(Selected text):
==*==

Leucopogon thymifolius, commonly known as thyme beard-heath, is a species of flowering plant in the heath family Ericaceae and is endemic to Victoria. It is a slender shrub with spreading, egg-shaped to oblong leaves and white to pale pink, tube-shaped flowers arranged in spikes of seven to thirteen in leaf axils, or on the ends of leafless branches.

==Description==
Leucopogon rufus is a slender shrub that typically grows to a height of up to 1.2 m, its branchlets sometimes covered with fine, soft hairs. The leaves are egg-shaped to oblong and spreading, 2.5–11 mm long and 0.5–2 mm wide. Both surfaces of the leaves are covered with fine, soft hairs, and the edges of the leaves are turned down. The flowers are borne in spikes of seven to thirteen in upper leaf axils and the ends of leafless branches, the spikes 7–25 mm long, with egg-shaped, softly-hairy bracteoles 0.8–1.5 mm long at the base. The sepals are narrowly egg-shaped, 1.3–2.2 mm long, the petals white or pale pink, 1.6–2.5 mm long and joined at the base, forming a tube, the lobes slightly longer than the petal tube. Flowering occurs from September to November, and the fruit is 2–3 mm long.

==*==

(Data section):
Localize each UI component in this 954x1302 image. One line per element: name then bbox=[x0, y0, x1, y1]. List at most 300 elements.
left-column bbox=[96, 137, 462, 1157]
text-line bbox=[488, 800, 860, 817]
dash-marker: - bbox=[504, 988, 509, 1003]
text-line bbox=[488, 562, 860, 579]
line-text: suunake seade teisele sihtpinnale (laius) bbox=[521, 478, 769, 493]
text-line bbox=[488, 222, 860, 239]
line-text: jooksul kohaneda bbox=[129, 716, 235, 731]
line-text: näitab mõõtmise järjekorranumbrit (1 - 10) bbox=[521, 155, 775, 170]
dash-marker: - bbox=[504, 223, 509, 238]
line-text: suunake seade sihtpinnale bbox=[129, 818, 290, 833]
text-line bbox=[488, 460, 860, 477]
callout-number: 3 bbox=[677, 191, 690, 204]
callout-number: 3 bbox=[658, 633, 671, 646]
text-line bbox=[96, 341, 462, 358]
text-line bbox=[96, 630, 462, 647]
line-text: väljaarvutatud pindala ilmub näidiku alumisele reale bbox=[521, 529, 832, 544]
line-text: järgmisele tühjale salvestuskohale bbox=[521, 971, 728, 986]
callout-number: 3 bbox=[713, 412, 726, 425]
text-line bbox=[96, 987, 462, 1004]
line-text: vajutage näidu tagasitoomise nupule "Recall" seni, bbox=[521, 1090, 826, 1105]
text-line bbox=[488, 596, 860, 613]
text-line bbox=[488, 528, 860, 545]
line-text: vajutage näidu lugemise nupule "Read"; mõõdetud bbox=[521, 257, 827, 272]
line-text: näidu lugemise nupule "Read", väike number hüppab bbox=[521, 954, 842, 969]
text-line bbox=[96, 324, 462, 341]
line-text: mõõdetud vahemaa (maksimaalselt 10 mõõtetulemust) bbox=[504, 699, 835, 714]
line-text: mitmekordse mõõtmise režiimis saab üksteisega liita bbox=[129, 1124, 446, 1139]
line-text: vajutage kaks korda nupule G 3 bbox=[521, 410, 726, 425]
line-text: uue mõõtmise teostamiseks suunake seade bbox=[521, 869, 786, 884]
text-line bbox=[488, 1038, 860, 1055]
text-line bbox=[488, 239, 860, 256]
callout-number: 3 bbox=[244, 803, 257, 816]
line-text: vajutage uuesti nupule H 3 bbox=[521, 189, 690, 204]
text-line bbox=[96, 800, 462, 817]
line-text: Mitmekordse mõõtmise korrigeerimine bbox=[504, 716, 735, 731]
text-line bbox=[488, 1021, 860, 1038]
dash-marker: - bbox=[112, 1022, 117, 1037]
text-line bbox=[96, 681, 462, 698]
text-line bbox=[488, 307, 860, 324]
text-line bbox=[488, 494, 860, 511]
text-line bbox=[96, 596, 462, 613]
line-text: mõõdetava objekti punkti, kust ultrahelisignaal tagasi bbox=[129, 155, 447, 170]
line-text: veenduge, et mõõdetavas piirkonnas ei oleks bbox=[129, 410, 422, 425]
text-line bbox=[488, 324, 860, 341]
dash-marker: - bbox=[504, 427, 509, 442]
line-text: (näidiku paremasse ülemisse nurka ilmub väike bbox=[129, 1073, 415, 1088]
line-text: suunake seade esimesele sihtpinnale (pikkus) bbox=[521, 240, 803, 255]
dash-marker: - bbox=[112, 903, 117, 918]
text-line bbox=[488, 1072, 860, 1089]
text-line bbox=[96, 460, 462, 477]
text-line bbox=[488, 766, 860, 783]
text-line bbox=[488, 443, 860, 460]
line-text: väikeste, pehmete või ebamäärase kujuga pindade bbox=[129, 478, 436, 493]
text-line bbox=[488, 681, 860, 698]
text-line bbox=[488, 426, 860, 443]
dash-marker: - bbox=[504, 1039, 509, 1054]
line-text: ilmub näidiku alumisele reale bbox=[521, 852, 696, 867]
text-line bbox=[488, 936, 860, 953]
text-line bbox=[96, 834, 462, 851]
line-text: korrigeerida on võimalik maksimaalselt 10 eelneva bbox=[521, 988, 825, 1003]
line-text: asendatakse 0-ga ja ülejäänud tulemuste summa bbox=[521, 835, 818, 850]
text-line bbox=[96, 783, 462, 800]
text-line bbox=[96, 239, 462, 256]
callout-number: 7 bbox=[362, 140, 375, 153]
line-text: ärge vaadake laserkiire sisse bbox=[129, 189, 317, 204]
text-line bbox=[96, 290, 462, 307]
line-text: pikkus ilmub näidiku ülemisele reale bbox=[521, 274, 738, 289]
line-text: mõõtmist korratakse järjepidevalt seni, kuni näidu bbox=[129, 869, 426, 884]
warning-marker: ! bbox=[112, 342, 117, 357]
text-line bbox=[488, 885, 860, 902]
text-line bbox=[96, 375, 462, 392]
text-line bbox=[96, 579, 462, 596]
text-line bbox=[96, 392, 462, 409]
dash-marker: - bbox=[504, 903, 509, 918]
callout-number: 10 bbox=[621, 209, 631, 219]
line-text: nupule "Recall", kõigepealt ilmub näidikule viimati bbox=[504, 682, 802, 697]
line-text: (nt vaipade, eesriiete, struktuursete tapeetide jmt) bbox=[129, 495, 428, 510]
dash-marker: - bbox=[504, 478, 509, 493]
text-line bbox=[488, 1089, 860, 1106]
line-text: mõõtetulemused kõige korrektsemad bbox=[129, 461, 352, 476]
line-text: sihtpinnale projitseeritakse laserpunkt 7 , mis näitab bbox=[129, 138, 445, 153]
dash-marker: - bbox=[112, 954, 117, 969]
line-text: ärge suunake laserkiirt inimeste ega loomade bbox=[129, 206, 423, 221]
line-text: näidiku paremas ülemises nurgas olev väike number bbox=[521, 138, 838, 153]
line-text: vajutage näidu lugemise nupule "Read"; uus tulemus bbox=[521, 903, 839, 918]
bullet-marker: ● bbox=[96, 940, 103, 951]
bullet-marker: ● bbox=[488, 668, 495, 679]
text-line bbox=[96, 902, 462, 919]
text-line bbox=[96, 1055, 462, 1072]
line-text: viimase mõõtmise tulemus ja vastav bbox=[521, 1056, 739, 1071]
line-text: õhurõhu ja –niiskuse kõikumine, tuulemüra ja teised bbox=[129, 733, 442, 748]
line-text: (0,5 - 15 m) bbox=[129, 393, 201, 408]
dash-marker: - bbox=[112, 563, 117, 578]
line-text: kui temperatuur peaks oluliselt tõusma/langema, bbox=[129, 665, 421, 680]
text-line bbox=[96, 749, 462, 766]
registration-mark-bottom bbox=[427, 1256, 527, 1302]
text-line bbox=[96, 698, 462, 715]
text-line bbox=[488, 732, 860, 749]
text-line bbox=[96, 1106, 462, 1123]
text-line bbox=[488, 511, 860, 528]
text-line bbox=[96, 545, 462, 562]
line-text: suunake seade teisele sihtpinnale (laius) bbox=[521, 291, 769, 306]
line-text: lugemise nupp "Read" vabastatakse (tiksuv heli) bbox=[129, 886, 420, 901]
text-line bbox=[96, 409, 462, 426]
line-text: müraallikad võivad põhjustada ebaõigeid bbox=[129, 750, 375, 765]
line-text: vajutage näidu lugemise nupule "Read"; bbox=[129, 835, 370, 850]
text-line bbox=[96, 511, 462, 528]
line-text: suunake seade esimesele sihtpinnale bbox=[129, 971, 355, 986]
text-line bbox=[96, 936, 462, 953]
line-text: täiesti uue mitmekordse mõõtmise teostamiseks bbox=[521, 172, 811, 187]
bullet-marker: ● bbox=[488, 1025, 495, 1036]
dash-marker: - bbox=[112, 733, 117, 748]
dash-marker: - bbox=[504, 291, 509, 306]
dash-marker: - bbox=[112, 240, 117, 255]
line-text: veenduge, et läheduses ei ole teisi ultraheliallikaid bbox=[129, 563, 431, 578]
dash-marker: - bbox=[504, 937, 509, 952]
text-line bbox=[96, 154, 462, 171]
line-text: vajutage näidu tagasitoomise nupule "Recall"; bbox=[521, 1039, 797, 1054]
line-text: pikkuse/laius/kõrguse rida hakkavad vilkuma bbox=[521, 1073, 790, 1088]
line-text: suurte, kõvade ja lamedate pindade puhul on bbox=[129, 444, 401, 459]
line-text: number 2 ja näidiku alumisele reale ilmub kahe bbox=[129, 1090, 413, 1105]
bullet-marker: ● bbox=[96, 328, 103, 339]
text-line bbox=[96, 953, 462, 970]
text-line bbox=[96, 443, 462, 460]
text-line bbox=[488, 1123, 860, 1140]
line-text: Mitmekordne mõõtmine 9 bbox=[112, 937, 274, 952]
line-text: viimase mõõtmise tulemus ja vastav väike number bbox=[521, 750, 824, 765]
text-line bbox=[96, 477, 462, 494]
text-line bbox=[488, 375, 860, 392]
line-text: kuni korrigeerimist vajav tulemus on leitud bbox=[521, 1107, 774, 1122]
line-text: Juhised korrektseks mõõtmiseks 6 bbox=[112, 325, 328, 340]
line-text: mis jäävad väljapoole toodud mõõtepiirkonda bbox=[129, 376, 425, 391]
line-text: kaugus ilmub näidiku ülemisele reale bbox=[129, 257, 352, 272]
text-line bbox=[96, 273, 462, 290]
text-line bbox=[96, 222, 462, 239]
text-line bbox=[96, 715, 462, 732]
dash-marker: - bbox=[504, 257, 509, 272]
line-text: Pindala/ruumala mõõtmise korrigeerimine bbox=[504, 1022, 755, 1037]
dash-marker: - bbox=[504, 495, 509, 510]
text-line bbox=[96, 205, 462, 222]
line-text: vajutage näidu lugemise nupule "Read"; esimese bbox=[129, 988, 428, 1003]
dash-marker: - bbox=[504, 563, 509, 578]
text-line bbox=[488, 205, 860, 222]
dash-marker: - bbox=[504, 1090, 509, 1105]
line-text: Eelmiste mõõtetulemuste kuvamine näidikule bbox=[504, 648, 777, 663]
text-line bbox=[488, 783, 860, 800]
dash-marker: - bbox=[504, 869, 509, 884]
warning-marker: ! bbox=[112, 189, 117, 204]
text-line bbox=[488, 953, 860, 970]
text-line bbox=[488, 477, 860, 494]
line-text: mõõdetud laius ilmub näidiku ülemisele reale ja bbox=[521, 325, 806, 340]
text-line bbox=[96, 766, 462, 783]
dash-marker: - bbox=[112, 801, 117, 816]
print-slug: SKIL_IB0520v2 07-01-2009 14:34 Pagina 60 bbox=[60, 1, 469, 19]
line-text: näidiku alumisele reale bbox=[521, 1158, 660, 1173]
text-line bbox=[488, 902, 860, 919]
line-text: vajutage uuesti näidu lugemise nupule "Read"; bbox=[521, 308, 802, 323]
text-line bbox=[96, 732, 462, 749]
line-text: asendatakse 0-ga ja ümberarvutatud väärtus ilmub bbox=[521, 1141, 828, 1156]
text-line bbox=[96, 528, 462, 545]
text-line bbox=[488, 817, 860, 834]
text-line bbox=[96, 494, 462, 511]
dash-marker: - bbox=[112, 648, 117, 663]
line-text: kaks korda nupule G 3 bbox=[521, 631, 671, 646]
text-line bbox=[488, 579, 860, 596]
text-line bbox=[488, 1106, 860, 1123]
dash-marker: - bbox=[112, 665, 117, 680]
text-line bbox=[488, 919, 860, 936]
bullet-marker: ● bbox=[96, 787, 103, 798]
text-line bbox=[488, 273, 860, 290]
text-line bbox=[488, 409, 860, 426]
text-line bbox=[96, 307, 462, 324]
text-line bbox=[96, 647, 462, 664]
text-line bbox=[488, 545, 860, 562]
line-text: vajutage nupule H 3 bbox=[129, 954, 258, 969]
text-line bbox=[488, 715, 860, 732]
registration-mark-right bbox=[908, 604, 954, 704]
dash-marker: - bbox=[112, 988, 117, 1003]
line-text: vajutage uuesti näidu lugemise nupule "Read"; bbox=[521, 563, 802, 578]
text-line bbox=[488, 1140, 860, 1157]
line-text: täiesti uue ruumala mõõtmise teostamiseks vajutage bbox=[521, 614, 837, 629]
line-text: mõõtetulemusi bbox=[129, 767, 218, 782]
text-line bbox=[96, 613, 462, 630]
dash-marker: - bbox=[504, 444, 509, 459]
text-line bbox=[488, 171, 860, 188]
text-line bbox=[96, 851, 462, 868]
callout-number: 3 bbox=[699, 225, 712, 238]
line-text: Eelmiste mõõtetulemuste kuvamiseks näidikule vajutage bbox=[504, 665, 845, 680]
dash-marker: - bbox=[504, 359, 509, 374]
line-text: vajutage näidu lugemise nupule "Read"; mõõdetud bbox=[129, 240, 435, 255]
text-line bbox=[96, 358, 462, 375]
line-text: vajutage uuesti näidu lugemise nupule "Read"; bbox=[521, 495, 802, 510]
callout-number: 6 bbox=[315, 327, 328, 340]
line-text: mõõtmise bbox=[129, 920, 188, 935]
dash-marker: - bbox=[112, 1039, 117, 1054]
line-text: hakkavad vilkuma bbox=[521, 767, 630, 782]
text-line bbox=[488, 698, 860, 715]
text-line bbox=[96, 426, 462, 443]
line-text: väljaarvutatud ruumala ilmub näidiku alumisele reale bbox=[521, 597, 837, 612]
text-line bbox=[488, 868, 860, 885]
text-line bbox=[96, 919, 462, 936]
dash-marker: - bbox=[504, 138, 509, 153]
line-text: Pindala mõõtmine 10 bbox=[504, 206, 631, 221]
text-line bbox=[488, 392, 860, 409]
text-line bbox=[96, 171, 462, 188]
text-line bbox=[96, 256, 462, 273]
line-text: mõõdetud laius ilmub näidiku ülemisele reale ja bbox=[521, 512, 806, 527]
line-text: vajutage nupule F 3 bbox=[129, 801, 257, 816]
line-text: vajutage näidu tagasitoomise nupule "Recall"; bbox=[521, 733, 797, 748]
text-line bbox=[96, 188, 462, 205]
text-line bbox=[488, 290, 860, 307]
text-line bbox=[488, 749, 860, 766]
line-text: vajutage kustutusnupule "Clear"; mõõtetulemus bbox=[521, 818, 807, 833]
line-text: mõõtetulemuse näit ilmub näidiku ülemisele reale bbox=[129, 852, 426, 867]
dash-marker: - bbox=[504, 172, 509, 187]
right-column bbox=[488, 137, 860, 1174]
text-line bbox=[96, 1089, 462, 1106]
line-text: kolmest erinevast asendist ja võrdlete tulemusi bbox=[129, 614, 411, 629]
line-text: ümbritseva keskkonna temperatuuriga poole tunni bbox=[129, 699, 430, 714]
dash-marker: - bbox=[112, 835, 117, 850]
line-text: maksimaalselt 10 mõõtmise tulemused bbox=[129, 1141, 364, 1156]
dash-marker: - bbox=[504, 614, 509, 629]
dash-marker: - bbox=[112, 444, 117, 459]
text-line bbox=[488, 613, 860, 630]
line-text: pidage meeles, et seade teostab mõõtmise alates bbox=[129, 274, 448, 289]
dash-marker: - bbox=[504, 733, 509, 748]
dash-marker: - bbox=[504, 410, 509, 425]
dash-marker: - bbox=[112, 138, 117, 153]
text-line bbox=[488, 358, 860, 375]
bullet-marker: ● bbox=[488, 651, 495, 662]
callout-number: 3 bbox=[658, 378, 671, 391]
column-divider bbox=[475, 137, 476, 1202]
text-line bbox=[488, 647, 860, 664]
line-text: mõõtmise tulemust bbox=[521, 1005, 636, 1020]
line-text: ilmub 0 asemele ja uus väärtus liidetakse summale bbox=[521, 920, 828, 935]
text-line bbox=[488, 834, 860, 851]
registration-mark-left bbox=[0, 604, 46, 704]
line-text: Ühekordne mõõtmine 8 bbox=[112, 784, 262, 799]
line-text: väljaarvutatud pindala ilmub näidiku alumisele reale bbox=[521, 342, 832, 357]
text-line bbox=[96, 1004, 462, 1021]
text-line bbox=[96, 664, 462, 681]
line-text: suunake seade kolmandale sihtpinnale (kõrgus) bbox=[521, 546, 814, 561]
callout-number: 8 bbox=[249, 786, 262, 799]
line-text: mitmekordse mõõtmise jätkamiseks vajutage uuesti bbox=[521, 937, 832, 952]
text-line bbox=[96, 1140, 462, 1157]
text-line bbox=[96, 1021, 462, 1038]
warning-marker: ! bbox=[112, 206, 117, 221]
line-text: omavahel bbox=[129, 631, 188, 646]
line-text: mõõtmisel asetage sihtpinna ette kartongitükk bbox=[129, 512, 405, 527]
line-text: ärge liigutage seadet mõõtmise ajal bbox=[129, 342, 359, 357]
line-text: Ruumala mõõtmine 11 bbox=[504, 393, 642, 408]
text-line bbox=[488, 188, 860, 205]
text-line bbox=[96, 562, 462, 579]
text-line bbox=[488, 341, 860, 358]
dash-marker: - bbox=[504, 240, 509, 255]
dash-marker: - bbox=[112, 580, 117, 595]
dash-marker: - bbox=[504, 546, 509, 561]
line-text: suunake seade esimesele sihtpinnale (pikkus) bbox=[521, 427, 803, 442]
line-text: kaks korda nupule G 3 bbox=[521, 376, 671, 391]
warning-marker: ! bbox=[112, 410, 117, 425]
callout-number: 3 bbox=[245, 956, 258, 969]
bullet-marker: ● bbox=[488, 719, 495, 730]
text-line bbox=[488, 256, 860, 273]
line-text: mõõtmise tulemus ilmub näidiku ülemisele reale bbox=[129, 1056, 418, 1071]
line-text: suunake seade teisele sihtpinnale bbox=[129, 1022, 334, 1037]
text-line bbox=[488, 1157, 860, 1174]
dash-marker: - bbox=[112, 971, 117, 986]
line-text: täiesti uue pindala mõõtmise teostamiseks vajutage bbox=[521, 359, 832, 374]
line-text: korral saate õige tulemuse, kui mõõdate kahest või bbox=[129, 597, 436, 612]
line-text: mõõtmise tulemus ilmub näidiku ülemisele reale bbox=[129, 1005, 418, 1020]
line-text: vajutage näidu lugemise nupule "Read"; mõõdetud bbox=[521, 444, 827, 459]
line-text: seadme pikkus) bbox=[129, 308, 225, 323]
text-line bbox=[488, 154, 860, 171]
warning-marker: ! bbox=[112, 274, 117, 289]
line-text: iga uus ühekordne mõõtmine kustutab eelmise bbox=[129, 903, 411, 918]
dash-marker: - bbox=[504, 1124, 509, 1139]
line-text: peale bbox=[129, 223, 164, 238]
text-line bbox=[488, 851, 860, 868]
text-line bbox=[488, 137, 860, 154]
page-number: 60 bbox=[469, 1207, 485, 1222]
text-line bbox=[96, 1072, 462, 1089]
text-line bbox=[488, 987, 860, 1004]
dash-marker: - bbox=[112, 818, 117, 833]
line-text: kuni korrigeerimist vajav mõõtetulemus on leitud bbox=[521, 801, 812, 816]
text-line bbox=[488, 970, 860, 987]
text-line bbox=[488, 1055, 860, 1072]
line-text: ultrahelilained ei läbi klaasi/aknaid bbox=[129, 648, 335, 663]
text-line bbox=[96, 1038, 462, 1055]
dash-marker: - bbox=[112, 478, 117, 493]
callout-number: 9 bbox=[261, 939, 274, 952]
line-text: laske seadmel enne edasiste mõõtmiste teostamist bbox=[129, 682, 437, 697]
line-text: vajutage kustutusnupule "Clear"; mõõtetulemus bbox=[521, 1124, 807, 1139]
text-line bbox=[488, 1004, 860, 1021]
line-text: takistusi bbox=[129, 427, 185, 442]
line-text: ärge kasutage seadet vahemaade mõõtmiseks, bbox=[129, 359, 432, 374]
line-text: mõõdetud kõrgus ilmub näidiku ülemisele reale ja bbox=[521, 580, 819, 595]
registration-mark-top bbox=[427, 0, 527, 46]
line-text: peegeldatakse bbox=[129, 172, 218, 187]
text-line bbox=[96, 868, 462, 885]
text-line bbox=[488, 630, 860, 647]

==*==

Please answer these questions on the thyme beard-heath text:
(a) Where is the species endemic?
(b) In which months does it flower?
(c) How long is its fruit?
The records have nothing to do with the text on thyme beard-heath.

(a) Victoria
(b) September to November
(c) 2–3 mm